▸ **Material for this task**
<<<<

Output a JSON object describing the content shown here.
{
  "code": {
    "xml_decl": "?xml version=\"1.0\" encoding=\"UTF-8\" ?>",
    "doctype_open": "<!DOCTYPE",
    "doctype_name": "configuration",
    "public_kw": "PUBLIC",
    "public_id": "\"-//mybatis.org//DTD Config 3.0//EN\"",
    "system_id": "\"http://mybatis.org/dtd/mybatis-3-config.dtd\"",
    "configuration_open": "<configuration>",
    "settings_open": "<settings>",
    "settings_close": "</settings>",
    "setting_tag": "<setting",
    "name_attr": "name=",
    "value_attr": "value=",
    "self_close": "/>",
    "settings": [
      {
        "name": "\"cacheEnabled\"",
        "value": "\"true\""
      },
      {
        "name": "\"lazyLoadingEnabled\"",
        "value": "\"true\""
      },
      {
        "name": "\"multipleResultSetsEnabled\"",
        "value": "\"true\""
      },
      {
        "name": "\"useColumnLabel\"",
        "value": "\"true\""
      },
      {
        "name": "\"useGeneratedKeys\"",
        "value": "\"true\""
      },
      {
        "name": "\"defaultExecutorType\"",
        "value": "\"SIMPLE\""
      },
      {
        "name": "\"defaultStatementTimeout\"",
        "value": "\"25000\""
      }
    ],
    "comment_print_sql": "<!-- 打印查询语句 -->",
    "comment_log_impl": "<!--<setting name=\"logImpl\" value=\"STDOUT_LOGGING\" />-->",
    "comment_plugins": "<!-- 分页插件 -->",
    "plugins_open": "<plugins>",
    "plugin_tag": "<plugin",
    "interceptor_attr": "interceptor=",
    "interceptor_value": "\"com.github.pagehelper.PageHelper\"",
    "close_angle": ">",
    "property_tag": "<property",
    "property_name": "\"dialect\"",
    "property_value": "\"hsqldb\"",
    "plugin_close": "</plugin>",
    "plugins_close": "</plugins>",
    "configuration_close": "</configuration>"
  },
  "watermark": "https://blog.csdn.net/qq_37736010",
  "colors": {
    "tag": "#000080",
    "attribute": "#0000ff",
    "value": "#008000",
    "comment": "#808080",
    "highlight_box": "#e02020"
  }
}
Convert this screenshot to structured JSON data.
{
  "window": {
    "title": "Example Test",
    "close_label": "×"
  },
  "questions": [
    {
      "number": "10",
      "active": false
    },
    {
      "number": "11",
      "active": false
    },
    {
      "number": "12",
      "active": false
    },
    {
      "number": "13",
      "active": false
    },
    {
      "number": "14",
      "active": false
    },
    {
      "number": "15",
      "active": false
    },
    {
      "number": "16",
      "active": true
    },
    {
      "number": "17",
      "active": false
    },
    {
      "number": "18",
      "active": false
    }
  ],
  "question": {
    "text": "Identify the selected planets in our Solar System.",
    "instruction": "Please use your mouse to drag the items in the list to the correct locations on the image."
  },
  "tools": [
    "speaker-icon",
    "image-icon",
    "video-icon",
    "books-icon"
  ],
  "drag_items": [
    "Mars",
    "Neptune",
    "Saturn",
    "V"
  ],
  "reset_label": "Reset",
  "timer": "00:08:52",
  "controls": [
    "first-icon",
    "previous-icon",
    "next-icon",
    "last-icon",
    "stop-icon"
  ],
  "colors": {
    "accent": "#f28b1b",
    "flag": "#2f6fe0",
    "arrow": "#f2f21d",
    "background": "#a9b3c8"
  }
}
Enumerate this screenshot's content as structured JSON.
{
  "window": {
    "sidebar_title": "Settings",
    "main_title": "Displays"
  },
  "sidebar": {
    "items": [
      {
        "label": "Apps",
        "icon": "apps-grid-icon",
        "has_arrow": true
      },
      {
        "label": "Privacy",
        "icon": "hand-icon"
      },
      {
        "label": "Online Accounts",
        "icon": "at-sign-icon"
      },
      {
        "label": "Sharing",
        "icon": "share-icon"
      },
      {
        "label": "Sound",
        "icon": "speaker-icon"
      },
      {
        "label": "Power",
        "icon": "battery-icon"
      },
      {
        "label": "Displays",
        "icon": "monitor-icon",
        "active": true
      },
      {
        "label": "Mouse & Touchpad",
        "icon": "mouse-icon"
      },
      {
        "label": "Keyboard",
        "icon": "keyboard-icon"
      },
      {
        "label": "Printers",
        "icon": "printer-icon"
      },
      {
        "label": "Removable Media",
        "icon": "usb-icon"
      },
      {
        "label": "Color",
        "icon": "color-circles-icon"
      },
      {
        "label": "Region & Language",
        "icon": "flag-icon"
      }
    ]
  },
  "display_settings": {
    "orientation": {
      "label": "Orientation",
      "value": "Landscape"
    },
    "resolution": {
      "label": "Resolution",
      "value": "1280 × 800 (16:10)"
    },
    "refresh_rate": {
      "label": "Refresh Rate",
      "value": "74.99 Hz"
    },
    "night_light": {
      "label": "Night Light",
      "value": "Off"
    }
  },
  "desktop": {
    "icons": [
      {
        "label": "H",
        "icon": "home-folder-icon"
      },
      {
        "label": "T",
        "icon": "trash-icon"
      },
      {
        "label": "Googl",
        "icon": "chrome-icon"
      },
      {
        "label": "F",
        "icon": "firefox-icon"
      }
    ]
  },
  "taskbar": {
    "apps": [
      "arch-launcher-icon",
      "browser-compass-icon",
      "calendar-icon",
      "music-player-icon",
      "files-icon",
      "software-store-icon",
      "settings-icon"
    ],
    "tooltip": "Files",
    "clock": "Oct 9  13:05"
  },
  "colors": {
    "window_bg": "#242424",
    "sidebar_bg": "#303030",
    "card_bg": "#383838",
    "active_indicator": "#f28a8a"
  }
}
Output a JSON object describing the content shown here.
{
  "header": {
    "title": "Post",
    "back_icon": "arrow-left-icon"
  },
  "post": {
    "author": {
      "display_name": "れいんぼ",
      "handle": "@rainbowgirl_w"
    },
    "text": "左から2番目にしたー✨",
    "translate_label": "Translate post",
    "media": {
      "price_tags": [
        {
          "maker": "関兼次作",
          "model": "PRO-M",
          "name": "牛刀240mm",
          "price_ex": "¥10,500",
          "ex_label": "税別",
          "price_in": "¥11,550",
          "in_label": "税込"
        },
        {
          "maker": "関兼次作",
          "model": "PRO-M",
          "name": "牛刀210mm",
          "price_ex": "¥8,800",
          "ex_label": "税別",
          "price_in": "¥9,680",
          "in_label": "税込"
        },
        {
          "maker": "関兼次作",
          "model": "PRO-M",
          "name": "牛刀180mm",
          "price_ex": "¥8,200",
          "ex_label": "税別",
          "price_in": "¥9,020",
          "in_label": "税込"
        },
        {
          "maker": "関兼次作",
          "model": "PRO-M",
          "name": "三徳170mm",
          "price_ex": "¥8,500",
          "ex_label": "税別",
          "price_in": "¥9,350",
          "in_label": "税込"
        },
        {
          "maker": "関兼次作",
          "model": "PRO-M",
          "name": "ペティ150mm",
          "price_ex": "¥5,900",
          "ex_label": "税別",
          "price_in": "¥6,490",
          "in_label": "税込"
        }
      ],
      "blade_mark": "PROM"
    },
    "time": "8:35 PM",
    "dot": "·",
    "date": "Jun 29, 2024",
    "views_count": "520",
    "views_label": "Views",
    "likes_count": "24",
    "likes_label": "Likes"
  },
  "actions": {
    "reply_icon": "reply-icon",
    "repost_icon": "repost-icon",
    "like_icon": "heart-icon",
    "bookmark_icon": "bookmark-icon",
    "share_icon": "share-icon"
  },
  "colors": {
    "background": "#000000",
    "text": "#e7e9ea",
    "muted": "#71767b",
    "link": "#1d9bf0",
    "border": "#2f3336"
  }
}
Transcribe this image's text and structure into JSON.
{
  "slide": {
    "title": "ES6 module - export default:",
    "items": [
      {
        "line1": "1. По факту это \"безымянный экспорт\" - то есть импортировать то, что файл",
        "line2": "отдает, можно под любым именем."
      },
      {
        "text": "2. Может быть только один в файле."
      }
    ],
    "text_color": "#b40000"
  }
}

>>>>

▸ **What needs to be done**
Go through the lines above. Select every one that has the string "number".

▸ **Correct response**
      "number": "10",
      "number": "11",
      "number": "12",
      "number": "13",
      "number": "14",
      "number": "15",
      "number": "16",
      "number": "17",
      "number": "18",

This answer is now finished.